Records excerpted from a collection
──────
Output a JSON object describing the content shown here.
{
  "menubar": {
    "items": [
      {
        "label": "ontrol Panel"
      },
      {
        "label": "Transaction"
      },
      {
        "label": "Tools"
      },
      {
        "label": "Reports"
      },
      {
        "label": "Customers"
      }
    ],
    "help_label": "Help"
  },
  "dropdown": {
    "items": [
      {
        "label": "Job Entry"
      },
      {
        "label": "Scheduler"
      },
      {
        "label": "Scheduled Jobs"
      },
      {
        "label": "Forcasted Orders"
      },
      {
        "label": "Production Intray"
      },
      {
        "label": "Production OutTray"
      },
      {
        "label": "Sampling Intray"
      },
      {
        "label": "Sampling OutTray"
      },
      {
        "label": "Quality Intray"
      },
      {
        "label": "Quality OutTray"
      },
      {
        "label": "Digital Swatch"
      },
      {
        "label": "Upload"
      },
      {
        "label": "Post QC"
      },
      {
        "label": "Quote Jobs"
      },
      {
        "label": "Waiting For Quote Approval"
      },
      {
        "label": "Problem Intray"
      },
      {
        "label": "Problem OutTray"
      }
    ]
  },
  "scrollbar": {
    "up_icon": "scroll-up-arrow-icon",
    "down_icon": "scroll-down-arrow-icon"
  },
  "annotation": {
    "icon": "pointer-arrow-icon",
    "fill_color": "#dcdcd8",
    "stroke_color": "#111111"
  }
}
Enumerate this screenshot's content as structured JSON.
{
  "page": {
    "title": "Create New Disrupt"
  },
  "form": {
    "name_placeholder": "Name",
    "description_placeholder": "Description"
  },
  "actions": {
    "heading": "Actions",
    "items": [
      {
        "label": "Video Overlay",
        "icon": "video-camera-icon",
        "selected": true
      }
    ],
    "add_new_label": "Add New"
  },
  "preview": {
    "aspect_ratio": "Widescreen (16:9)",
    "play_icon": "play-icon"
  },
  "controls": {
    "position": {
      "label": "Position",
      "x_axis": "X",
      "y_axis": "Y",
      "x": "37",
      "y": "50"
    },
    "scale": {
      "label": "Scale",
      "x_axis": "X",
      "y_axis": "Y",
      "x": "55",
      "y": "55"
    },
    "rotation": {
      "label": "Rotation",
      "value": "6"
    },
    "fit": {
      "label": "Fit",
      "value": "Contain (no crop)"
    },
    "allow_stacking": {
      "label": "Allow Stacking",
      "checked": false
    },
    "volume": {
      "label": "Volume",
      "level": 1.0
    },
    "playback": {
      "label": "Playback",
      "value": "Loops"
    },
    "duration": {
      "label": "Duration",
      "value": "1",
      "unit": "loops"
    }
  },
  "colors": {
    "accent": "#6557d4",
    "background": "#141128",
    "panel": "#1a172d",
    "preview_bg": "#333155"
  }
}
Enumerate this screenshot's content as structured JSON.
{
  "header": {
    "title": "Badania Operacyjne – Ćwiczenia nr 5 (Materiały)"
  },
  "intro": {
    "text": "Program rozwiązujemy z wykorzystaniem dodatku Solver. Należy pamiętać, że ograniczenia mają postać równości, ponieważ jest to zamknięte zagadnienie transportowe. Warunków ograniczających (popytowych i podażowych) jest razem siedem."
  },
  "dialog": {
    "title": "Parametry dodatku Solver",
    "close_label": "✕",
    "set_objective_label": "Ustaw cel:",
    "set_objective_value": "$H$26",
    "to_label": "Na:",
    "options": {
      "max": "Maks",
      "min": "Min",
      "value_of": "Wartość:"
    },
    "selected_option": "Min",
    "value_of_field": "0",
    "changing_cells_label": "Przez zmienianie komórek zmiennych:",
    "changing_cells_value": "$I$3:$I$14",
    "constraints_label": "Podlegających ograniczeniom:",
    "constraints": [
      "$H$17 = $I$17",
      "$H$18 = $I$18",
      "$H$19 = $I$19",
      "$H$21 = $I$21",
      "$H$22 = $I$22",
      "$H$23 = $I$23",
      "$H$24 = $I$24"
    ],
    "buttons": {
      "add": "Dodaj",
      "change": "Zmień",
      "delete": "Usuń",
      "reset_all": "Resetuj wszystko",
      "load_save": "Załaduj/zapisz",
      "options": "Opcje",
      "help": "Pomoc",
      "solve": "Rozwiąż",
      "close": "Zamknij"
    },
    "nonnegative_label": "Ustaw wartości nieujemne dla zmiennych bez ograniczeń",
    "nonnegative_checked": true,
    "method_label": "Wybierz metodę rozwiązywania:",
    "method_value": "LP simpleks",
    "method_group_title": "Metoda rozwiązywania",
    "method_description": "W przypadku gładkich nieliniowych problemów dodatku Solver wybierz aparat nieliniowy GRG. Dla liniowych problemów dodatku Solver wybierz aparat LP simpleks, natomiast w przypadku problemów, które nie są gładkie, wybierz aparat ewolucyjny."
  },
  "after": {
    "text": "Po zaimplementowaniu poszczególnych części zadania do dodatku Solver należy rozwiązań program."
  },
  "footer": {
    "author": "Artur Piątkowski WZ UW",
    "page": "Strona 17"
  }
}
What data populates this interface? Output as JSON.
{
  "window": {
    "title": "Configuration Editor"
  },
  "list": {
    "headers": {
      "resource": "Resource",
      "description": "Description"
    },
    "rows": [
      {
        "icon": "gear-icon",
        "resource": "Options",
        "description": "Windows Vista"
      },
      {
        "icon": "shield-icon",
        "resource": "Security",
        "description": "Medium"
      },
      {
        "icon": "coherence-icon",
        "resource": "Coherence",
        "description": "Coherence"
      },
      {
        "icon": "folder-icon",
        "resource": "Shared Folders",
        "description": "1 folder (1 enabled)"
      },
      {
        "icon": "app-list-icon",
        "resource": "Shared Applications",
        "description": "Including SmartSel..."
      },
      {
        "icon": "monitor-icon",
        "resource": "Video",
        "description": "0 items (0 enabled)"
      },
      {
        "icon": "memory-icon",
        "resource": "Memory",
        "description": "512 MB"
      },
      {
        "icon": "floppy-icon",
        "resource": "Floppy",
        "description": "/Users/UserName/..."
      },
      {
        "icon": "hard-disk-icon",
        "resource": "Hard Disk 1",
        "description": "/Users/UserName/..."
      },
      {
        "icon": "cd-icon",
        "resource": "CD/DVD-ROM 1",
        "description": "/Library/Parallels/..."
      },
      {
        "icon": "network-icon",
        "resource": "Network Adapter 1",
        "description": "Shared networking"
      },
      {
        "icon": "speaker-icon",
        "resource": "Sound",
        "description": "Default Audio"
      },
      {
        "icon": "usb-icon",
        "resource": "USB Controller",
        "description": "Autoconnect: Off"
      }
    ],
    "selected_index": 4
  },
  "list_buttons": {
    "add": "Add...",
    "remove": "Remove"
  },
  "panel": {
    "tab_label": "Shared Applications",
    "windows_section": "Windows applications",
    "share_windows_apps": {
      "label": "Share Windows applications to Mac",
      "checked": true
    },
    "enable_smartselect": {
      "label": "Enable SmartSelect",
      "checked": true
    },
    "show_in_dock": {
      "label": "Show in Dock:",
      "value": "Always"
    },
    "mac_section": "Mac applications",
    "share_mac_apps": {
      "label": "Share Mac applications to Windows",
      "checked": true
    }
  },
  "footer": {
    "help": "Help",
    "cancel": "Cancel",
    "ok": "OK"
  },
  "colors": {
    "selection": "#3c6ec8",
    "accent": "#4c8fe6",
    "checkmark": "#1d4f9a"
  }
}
──────
YOUR OBJECTIVE —
Retype the material in full. Each word must match.

EXPECTED ANSWER —
Output a JSON object describing the content shown here.
{
  "menubar": {
    "items": [
      {
        "label": "ontrol Panel"
      },
      {
        "label": "Transaction"
      },
      {
        "label": "Tools"
      },
      {
        "label": "Reports"
      },
      {
        "label": "Customers"
      }
    ],
    "help_label": "Help"
  },
  "dropdown": {
    "items": [
      {
        "label": "Job Entry"
      },
      {
        "label": "Scheduler"
      },
      {
        "label": "Scheduled Jobs"
      },
      {
        "label": "Forcasted Orders"
      },
      {
        "label": "Production Intray"
      },
      {
        "label": "Production OutTray"
      },
      {
        "label": "Sampling Intray"
      },
      {
        "label": "Sampling OutTray"
      },
      {
        "label": "Quality Intray"
      },
      {
        "label": "Quality OutTray"
      },
      {
        "label": "Digital Swatch"
      },
      {
        "label": "Upload"
      },
      {
        "label": "Post QC"
      },
      {
        "label": "Quote Jobs"
      },
      {
        "label": "Waiting For Quote Approval"
      },
      {
        "label": "Problem Intray"
      },
      {
        "label": "Problem OutTray"
      }
    ]
  },
  "scrollbar": {
    "up_icon": "scroll-up-arrow-icon",
    "down_icon": "scroll-down-arrow-icon"
  },
  "annotation": {
    "icon": "pointer-arrow-icon",
    "fill_color": "#dcdcd8",
    "stroke_color": "#111111"
  }
}
Enumerate this screenshot's content as structured JSON.
{
  "page": {
    "title": "Create New Disrupt"
  },
  "form": {
    "name_placeholder": "Name",
    "description_placeholder": "Description"
  },
  "actions": {
    "heading": "Actions",
    "items": [
      {
        "label": "Video Overlay",
        "icon": "video-camera-icon",
        "selected": true
      }
    ],
    "add_new_label": "Add New"
  },
  "preview": {
    "aspect_ratio": "Widescreen (16:9)",
    "play_icon": "play-icon"
  },
  "controls": {
    "position": {
      "label": "Position",
      "x_axis": "X",
      "y_axis": "Y",
      "x": "37",
      "y": "50"
    },
    "scale": {
      "label": "Scale",
      "x_axis": "X",
      "y_axis": "Y",
      "x": "55",
      "y": "55"
    },
    "rotation": {
      "label": "Rotation",
      "value": "6"
    },
    "fit": {
      "label": "Fit",
      "value": "Contain (no crop)"
    },
    "allow_stacking": {
      "label": "Allow Stacking",
      "checked": false
    },
    "volume": {
      "label": "Volume",
      "level": 1.0
    },
    "playback": {
      "label": "Playback",
      "value": "Loops"
    },
    "duration": {
      "label": "Duration",
      "value": "1",
      "unit": "loops"
    }
  },
  "colors": {
    "accent": "#6557d4",
    "background": "#141128",
    "panel": "#1a172d",
    "preview_bg": "#333155"
  }
}
Enumerate this screenshot's content as structured JSON.
{
  "header": {
    "title": "Badania Operacyjne – Ćwiczenia nr 5 (Materiały)"
  },
  "intro": {
    "text": "Program rozwiązujemy z wykorzystaniem dodatku Solver. Należy pamiętać, że ograniczenia mają postać równości, ponieważ jest to zamknięte zagadnienie transportowe. Warunków ograniczających (popytowych i podażowych) jest razem siedem."
  },
  "dialog": {
    "title": "Parametry dodatku Solver",
    "close_label": "✕",
    "set_objective_label": "Ustaw cel:",
    "set_objective_value": "$H$26",
    "to_label": "Na:",
    "options": {
      "max": "Maks",
      "min": "Min",
      "value_of": "Wartość:"
    },
    "selected_option": "Min",
    "value_of_field": "0",
    "changing_cells_label": "Przez zmienianie komórek zmiennych:",
    "changing_cells_value": "$I$3:$I$14",
    "constraints_label": "Podlegających ograniczeniom:",
    "constraints": [
      "$H$17 = $I$17",
      "$H$18 = $I$18",
      "$H$19 = $I$19",
      "$H$21 = $I$21",
      "$H$22 = $I$22",
      "$H$23 = $I$23",
      "$H$24 = $I$24"
    ],
    "buttons": {
      "add": "Dodaj",
      "change": "Zmień",
      "delete": "Usuń",
      "reset_all": "Resetuj wszystko",
      "load_save": "Załaduj/zapisz",
      "options": "Opcje",
      "help": "Pomoc",
      "solve": "Rozwiąż",
      "close": "Zamknij"
    },
    "nonnegative_label": "Ustaw wartości nieujemne dla zmiennych bez ograniczeń",
    "nonnegative_checked": true,
    "method_label": "Wybierz metodę rozwiązywania:",
    "method_value": "LP simpleks",
    "method_group_title": "Metoda rozwiązywania",
    "method_description": "W przypadku gładkich nieliniowych problemów dodatku Solver wybierz aparat nieliniowy GRG. Dla liniowych problemów dodatku Solver wybierz aparat LP simpleks, natomiast w przypadku problemów, które nie są gładkie, wybierz aparat ewolucyjny."
  },
  "after": {
    "text": "Po zaimplementowaniu poszczególnych części zadania do dodatku Solver należy rozwiązań program."
  },
  "footer": {
    "author": "Artur Piątkowski WZ UW",
    "page": "Strona 17"
  }
}
What data populates this interface? Output as JSON.
{
  "window": {
    "title": "Configuration Editor"
  },
  "list": {
    "headers": {
      "resource": "Resource",
      "description": "Description"
    },
    "rows": [
      {
        "icon": "gear-icon",
        "resource": "Options",
        "description": "Windows Vista"
      },
      {
        "icon": "shield-icon",
        "resource": "Security",
        "description": "Medium"
      },
      {
        "icon": "coherence-icon",
        "resource": "Coherence",
        "description": "Coherence"
      },
      {
        "icon": "folder-icon",
        "resource": "Shared Folders",
        "description": "1 folder (1 enabled)"
      },
      {
        "icon": "app-list-icon",
        "resource": "Shared Applications",
        "description": "Including SmartSel..."
      },
      {
        "icon": "monitor-icon",
        "resource": "Video",
        "description": "0 items (0 enabled)"
      },
      {
        "icon": "memory-icon",
        "resource": "Memory",
        "description": "512 MB"
      },
      {
        "icon": "floppy-icon",
        "resource": "Floppy",
        "description": "/Users/UserName/..."
      },
      {
        "icon": "hard-disk-icon",
        "resource": "Hard Disk 1",
        "description": "/Users/UserName/..."
      },
      {
        "icon": "cd-icon",
        "resource": "CD/DVD-ROM 1",
        "description": "/Library/Parallels/..."
      },
      {
        "icon": "network-icon",
        "resource": "Network Adapter 1",
        "description": "Shared networking"
      },
      {
        "icon": "speaker-icon",
        "resource": "Sound",
        "description": "Default Audio"
      },
      {
        "icon": "usb-icon",
        "resource": "USB Controller",
        "description": "Autoconnect: Off"
      }
    ],
    "selected_index": 4
  },
  "list_buttons": {
    "add": "Add...",
    "remove": "Remove"
  },
  "panel": {
    "tab_label": "Shared Applications",
    "windows_section": "Windows applications",
    "share_windows_apps": {
      "label": "Share Windows applications to Mac",
      "checked": true
    },
    "enable_smartselect": {
      "label": "Enable SmartSelect",
      "checked": true
    },
    "show_in_dock": {
      "label": "Show in Dock:",
      "value": "Always"
    },
    "mac_section": "Mac applications",
    "share_mac_apps": {
      "label": "Share Mac applications to Windows",
      "checked": true
    }
  },
  "footer": {
    "help": "Help",
    "cancel": "Cancel",
    "ok": "OK"
  },
  "colors": {
    "selection": "#3c6ec8",
    "accent": "#4c8fe6",
    "checkmark": "#1d4f9a"
  }
}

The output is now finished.